─── Records for the exercise ───
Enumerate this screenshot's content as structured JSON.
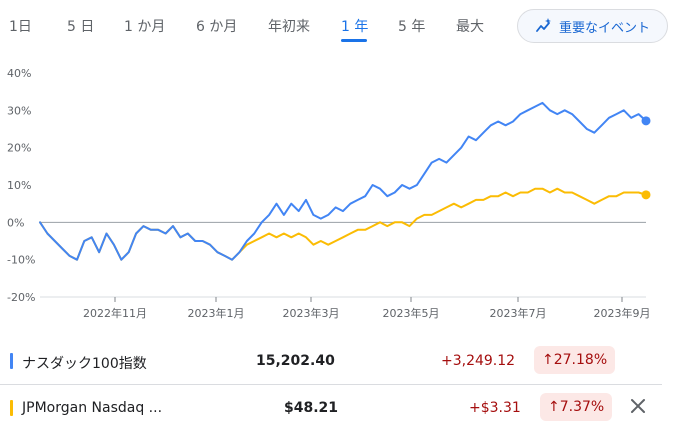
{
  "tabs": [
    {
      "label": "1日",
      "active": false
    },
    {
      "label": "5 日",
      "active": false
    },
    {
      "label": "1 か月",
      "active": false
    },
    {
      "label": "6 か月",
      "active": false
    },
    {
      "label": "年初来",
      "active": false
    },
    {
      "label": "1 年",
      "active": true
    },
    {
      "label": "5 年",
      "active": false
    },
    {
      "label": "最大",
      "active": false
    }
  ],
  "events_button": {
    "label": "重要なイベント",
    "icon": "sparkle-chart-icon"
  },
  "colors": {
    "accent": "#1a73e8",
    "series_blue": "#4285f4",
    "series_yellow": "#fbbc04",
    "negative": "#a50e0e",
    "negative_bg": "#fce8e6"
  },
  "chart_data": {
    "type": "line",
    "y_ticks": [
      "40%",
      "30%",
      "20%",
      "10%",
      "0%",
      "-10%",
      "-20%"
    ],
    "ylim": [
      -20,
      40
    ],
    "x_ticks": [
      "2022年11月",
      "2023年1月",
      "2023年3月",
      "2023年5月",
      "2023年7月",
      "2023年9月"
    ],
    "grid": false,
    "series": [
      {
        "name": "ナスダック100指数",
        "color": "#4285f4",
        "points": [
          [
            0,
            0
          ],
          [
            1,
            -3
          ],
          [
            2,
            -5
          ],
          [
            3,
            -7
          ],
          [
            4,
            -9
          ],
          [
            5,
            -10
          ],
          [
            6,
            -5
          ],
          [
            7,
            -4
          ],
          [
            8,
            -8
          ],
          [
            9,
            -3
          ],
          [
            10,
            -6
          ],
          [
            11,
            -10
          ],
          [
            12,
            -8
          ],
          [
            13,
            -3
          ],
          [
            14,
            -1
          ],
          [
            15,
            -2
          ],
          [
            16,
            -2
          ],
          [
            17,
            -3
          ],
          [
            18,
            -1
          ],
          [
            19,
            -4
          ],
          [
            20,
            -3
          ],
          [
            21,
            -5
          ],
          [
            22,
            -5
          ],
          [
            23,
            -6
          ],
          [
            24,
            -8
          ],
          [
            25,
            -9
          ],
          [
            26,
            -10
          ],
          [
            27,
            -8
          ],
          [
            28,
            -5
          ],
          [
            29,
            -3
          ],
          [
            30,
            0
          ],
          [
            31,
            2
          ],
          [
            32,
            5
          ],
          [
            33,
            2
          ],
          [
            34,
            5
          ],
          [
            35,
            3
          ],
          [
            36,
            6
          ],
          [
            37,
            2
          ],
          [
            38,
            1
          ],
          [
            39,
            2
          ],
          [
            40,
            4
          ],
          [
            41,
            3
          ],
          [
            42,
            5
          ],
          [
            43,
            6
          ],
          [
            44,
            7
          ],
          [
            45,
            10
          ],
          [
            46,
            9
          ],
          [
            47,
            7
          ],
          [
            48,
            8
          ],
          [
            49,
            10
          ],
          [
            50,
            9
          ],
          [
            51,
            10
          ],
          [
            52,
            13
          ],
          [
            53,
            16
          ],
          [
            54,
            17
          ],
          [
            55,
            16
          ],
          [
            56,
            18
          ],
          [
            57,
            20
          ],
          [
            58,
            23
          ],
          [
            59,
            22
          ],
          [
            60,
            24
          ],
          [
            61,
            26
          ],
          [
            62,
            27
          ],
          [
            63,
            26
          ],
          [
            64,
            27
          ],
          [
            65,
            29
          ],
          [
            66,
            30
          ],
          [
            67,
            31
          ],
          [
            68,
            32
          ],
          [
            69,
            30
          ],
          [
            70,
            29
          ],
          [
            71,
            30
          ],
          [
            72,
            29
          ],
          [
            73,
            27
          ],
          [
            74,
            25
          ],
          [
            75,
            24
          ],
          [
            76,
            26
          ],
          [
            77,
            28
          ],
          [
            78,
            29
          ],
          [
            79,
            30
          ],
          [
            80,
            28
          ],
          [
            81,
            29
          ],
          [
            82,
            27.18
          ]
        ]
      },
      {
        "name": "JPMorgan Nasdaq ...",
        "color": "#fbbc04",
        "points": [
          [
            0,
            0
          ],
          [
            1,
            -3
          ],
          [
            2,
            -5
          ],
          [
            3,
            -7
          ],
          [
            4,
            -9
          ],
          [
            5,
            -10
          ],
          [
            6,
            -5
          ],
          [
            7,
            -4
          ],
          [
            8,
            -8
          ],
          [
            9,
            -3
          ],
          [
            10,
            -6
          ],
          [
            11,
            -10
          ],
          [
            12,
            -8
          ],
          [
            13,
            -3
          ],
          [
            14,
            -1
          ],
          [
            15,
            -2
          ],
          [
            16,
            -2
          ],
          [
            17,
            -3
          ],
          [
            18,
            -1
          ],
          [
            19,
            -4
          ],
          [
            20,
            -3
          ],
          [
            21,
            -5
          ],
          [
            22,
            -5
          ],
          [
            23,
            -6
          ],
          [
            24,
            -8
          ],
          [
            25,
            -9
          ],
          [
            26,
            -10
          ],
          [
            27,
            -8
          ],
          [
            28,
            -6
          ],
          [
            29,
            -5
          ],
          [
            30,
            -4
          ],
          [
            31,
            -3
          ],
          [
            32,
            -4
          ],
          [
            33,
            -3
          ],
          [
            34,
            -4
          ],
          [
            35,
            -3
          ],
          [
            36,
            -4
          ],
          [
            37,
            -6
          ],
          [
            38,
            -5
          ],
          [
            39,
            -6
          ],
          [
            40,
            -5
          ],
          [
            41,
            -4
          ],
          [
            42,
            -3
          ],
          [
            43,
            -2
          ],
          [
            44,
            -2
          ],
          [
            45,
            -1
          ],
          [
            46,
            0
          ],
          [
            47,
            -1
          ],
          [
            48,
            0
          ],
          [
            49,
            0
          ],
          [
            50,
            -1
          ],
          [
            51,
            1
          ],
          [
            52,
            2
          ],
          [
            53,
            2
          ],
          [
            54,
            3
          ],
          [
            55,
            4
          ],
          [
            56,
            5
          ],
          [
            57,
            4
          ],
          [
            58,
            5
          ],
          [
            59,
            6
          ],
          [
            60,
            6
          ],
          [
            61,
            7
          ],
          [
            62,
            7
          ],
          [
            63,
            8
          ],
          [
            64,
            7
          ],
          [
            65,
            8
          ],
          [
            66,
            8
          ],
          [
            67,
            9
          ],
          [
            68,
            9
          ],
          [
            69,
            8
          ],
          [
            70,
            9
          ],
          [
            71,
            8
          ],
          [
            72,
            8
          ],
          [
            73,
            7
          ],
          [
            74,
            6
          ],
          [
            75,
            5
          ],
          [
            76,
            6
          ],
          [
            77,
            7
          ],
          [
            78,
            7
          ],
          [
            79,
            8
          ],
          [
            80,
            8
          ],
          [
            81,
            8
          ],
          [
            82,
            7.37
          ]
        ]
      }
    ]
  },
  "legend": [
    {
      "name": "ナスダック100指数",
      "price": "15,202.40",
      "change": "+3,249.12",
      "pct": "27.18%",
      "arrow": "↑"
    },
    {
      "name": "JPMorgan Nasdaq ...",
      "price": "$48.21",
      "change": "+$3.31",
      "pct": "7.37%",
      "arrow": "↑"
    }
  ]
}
───
Required work
Make an exact copy of the records shown above, without the pictures.

Correct response
Enumerate this screenshot's content as structured JSON.
{
  "tabs": [
    {
      "label": "1日",
      "active": false
    },
    {
      "label": "5 日",
      "active": false
    },
    {
      "label": "1 か月",
      "active": false
    },
    {
      "label": "6 か月",
      "active": false
    },
    {
      "label": "年初来",
      "active": false
    },
    {
      "label": "1 年",
      "active": true
    },
    {
      "label": "5 年",
      "active": false
    },
    {
      "label": "最大",
      "active": false
    }
  ],
  "events_button": {
    "label": "重要なイベント",
    "icon": "sparkle-chart-icon"
  },
  "colors": {
    "accent": "#1a73e8",
    "series_blue": "#4285f4",
    "series_yellow": "#fbbc04",
    "negative": "#a50e0e",
    "negative_bg": "#fce8e6"
  },
  "chart_data": {
    "type": "line",
    "y_ticks": [
      "40%",
      "30%",
      "20%",
      "10%",
      "0%",
      "-10%",
      "-20%"
    ],
    "ylim": [
      -20,
      40
    ],
    "x_ticks": [
      "2022年11月",
      "2023年1月",
      "2023年3月",
      "2023年5月",
      "2023年7月",
      "2023年9月"
    ],
    "grid": false,
    "series": [
      {
        "name": "ナスダック100指数",
        "color": "#4285f4",
        "points": [
          [
            0,
            0
          ],
          [
            1,
            -3
          ],
          [
            2,
            -5
          ],
          [
            3,
            -7
          ],
          [
            4,
            -9
          ],
          [
            5,
            -10
          ],
          [
            6,
            -5
          ],
          [
            7,
            -4
          ],
          [
            8,
            -8
          ],
          [
            9,
            -3
          ],
          [
            10,
            -6
          ],
          [
            11,
            -10
          ],
          [
            12,
            -8
          ],
          [
            13,
            -3
          ],
          [
            14,
            -1
          ],
          [
            15,
            -2
          ],
          [
            16,
            -2
          ],
          [
            17,
            -3
          ],
          [
            18,
            -1
          ],
          [
            19,
            -4
          ],
          [
            20,
            -3
          ],
          [
            21,
            -5
          ],
          [
            22,
            -5
          ],
          [
            23,
            -6
          ],
          [
            24,
            -8
          ],
          [
            25,
            -9
          ],
          [
            26,
            -10
          ],
          [
            27,
            -8
          ],
          [
            28,
            -5
          ],
          [
            29,
            -3
          ],
          [
            30,
            0
          ],
          [
            31,
            2
          ],
          [
            32,
            5
          ],
          [
            33,
            2
          ],
          [
            34,
            5
          ],
          [
            35,
            3
          ],
          [
            36,
            6
          ],
          [
            37,
            2
          ],
          [
            38,
            1
          ],
          [
            39,
            2
          ],
          [
            40,
            4
          ],
          [
            41,
            3
          ],
          [
            42,
            5
          ],
          [
            43,
            6
          ],
          [
            44,
            7
          ],
          [
            45,
            10
          ],
          [
            46,
            9
          ],
          [
            47,
            7
          ],
          [
            48,
            8
          ],
          [
            49,
            10
          ],
          [
            50,
            9
          ],
          [
            51,
            10
          ],
          [
            52,
            13
          ],
          [
            53,
            16
          ],
          [
            54,
            17
          ],
          [
            55,
            16
          ],
          [
            56,
            18
          ],
          [
            57,
            20
          ],
          [
            58,
            23
          ],
          [
            59,
            22
          ],
          [
            60,
            24
          ],
          [
            61,
            26
          ],
          [
            62,
            27
          ],
          [
            63,
            26
          ],
          [
            64,
            27
          ],
          [
            65,
            29
          ],
          [
            66,
            30
          ],
          [
            67,
            31
          ],
          [
            68,
            32
          ],
          [
            69,
            30
          ],
          [
            70,
            29
          ],
          [
            71,
            30
          ],
          [
            72,
            29
          ],
          [
            73,
            27
          ],
          [
            74,
            25
          ],
          [
            75,
            24
          ],
          [
            76,
            26
          ],
          [
            77,
            28
          ],
          [
            78,
            29
          ],
          [
            79,
            30
          ],
          [
            80,
            28
          ],
          [
            81,
            29
          ],
          [
            82,
            27.18
          ]
        ]
      },
      {
        "name": "JPMorgan Nasdaq ...",
        "color": "#fbbc04",
        "points": [
          [
            0,
            0
          ],
          [
            1,
            -3
          ],
          [
            2,
            -5
          ],
          [
            3,
            -7
          ],
          [
            4,
            -9
          ],
          [
            5,
            -10
          ],
          [
            6,
            -5
          ],
          [
            7,
            -4
          ],
          [
            8,
            -8
          ],
          [
            9,
            -3
          ],
          [
            10,
            -6
          ],
          [
            11,
            -10
          ],
          [
            12,
            -8
          ],
          [
            13,
            -3
          ],
          [
            14,
            -1
          ],
          [
            15,
            -2
          ],
          [
            16,
            -2
          ],
          [
            17,
            -3
          ],
          [
            18,
            -1
          ],
          [
            19,
            -4
          ],
          [
            20,
            -3
          ],
          [
            21,
            -5
          ],
          [
            22,
            -5
          ],
          [
            23,
            -6
          ],
          [
            24,
            -8
          ],
          [
            25,
            -9
          ],
          [
            26,
            -10
          ],
          [
            27,
            -8
          ],
          [
            28,
            -6
          ],
          [
            29,
            -5
          ],
          [
            30,
            -4
          ],
          [
            31,
            -3
          ],
          [
            32,
            -4
          ],
          [
            33,
            -3
          ],
          [
            34,
            -4
          ],
          [
            35,
            -3
          ],
          [
            36,
            -4
          ],
          [
            37,
            -6
          ],
          [
            38,
            -5
          ],
          [
            39,
            -6
          ],
          [
            40,
            -5
          ],
          [
            41,
            -4
          ],
          [
            42,
            -3
          ],
          [
            43,
            -2
          ],
          [
            44,
            -2
          ],
          [
            45,
            -1
          ],
          [
            46,
            0
          ],
          [
            47,
            -1
          ],
          [
            48,
            0
          ],
          [
            49,
            0
          ],
          [
            50,
            -1
          ],
          [
            51,
            1
          ],
          [
            52,
            2
          ],
          [
            53,
            2
          ],
          [
            54,
            3
          ],
          [
            55,
            4
          ],
          [
            56,
            5
          ],
          [
            57,
            4
          ],
          [
            58,
            5
          ],
          [
            59,
            6
          ],
          [
            60,
            6
          ],
          [
            61,
            7
          ],
          [
            62,
            7
          ],
          [
            63,
            8
          ],
          [
            64,
            7
          ],
          [
            65,
            8
          ],
          [
            66,
            8
          ],
          [
            67,
            9
          ],
          [
            68,
            9
          ],
          [
            69,
            8
          ],
          [
            70,
            9
          ],
          [
            71,
            8
          ],
          [
            72,
            8
          ],
          [
            73,
            7
          ],
          [
            74,
            6
          ],
          [
            75,
            5
          ],
          [
            76,
            6
          ],
          [
            77,
            7
          ],
          [
            78,
            7
          ],
          [
            79,
            8
          ],
          [
            80,
            8
          ],
          [
            81,
            8
          ],
          [
            82,
            7.37
          ]
        ]
      }
    ]
  },
  "legend": [
    {
      "name": "ナスダック100指数",
      "price": "15,202.40",
      "change": "+3,249.12",
      "pct": "27.18%",
      "arrow": "↑"
    },
    {
      "name": "JPMorgan Nasdaq ...",
      "price": "$48.21",
      "change": "+$3.31",
      "pct": "7.37%",
      "arrow": "↑"
    }
  ]
}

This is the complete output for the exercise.